▶ **GIVEN INFORMATION**:
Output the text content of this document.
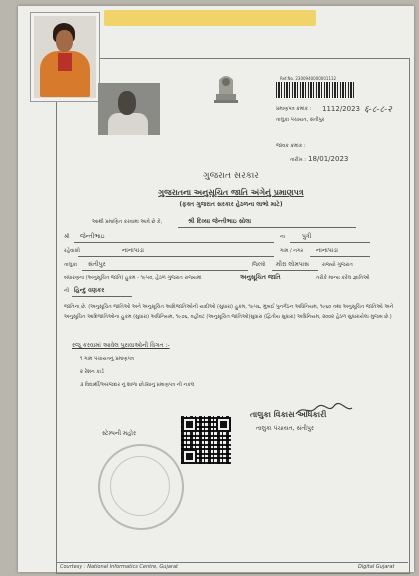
Ref.No. 2300940000001112
પ્રમાણપત્ર ક્રમાંક : 1112/2023 ६-८-८-२
તાલુકા પંચાયત, સંતીપુર
જાવક ક્રમાંક :
તારીખ : 18/01/2023
ગુજરાત સરકાર
ગુજરાતના અનુસૂચિત જાતિ અંગેનું પ્રમાણપત્ર
(ફક્ત ગુજરાત સરકાર હેઠળના લાભો માટે)
આથી પ્રમાણિત કરવામાં આવે છે કે,	શ્રી દિવ્યા જેન્તીભાઇ સોલા
શ્રી જેન્તીભાઇ	ના	પુત્રી
રહેવાસી	નાનાપાડા	ગામ / નગર નાનાપાડા
તાલુકા સંતીપુર	જિલ્લો મીરા લોમપાસ	રાજ્યો ગુજરાત
બંધારણના (અનુસૂચિત જાતિ) હુકમ - ૧૯૫૦, હેઠળ ગુજરાત રાજ્યમાં	અનુસૂચિત જાતિ	તરીકે માન્ય કરેલ જ્ઞાતિઓ
ની હિન્દુ વણકર
જાતિના છે. (અનુસૂચિત જાતિઓ અને અનુસૂચિત આદિજાતિઓની યાદીઓ (સુધારા) હુકમ, ૧૯૫૬, મુંબઈ પુનર્ગઠન અધિનિયમ, ૧૯૬૦ તથા અનુસૂચિત જાતિઓ અને અનુસૂચિત આદિજાતિઓના હુકમ (સુધારા) અધિનિયમ, ૧૯૭૬, વહીવટ (અનુસૂચિત જાતિઓ)સુધારા (દ્વિતીય સુધારા) અધિનિયમ, ૨૦૦૨ હેઠળ સુધારાયેલા મુજબ છે.)
રજૂ કરવામાં આવેલ પુરાવાઓની વિગત :-
૧ ગામ પંચાયતનું પ્રમાણપત્ર
૨ રેશન કાર્ડ
૩ વિદ્યાર્થી/અરજદાર નું શાળા છોડ્યાનું પ્રમાણપત્ર ની નકલ
સ્ટેમ્પની મહોર
તાલુકા વિકાસ અધિકારી
તાલુકા પંચાયત, સંતીપુર
Courtesy : National Informatics Centre, Gujarat	Digital Gujarat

▶ **WHAT YOU SHOULD DO**: In this exercise, set down all of the data exactly, without the pictures.

▶ **REPLY TO THE TASK**:
Output the text content of this document.
Ref.No. 2300940000001112
પ્રમાણપત્ર ક્રમાંક : 1112/2023 ६-८-८-२
તાલુકા પંચાયત, સંતીપુર
જાવક ક્રમાંક :
તારીખ : 18/01/2023
ગુજરાત સરકાર
ગુજરાતના અનુસૂચિત જાતિ અંગેનું પ્રમાણપત્ર
(ફક્ત ગુજરાત સરકાર હેઠળના લાભો માટે)
આથી પ્રમાણિત કરવામાં આવે છે કે,	શ્રી દિવ્યા જેન્તીભાઇ સોલા
શ્રી જેન્તીભાઇ	ના	પુત્રી
રહેવાસી	નાનાપાડા	ગામ / નગર નાનાપાડા
તાલુકા સંતીપુર	જિલ્લો મીરા લોમપાસ	રાજ્યો ગુજરાત
બંધારણના (અનુસૂચિત જાતિ) હુકમ - ૧૯૫૦, હેઠળ ગુજરાત રાજ્યમાં	અનુસૂચિત જાતિ	તરીકે માન્ય કરેલ જ્ઞાતિઓ
ની હિન્દુ વણકર
જાતિના છે. (અનુસૂચિત જાતિઓ અને અનુસૂચિત આદિજાતિઓની યાદીઓ (સુધારા) હુકમ, ૧૯૫૬, મુંબઈ પુનર્ગઠન અધિનિયમ, ૧૯૬૦ તથા અનુસૂચિત જાતિઓ અને અનુસૂચિત આદિજાતિઓના હુકમ (સુધારા) અધિનિયમ, ૧૯૭૬, વહીવટ (અનુસૂચિત જાતિઓ)સુધારા (દ્વિતીય સુધારા) અધિનિયમ, ૨૦૦૨ હેઠળ સુધારાયેલા મુજબ છે.)
રજૂ કરવામાં આવેલ પુરાવાઓની વિગત :-
૧ ગામ પંચાયતનું પ્રમાણપત્ર
૨ રેશન કાર્ડ
૩ વિદ્યાર્થી/અરજદાર નું શાળા છોડ્યાનું પ્રમાણપત્ર ની નકલ
સ્ટેમ્પની મહોર
તાલુકા વિકાસ અધિકારી
તાલુકા પંચાયત, સંતીપુર
Courtesy : National Informatics Centre, Gujarat	Digital Gujarat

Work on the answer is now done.